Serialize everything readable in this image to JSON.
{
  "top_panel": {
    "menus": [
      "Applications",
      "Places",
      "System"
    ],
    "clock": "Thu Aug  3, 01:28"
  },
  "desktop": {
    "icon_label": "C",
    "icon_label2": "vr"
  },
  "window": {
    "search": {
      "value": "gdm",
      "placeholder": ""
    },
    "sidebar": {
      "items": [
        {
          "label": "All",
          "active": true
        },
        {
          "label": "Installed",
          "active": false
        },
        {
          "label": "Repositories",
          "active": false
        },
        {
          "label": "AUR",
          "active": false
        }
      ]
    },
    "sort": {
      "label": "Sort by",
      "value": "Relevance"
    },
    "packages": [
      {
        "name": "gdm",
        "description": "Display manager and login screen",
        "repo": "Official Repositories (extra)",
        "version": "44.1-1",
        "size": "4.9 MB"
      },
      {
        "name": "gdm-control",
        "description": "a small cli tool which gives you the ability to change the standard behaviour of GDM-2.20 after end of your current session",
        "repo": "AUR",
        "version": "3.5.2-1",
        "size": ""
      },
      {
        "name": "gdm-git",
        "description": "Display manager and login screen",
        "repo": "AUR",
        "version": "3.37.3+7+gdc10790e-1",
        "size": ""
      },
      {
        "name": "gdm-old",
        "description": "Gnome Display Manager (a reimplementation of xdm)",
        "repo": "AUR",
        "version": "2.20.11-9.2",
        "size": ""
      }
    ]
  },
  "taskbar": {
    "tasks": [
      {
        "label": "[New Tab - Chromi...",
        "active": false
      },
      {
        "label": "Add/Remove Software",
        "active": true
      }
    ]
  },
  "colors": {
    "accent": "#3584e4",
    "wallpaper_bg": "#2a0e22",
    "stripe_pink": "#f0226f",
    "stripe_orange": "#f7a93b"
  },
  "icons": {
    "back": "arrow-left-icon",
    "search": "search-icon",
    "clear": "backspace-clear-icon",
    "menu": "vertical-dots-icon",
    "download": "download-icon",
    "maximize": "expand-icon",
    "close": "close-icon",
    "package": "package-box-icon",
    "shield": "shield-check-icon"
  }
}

::::::::::

■ **What you should do**:
Identify and extract each line of the listing that contains "version".

■ **Written answer**:
        "version": "44.1-1",
        "version": "3.5.2-1",
        "version": "3.37.3+7+gdc10790e-1",
        "version": "2.20.11-9.2",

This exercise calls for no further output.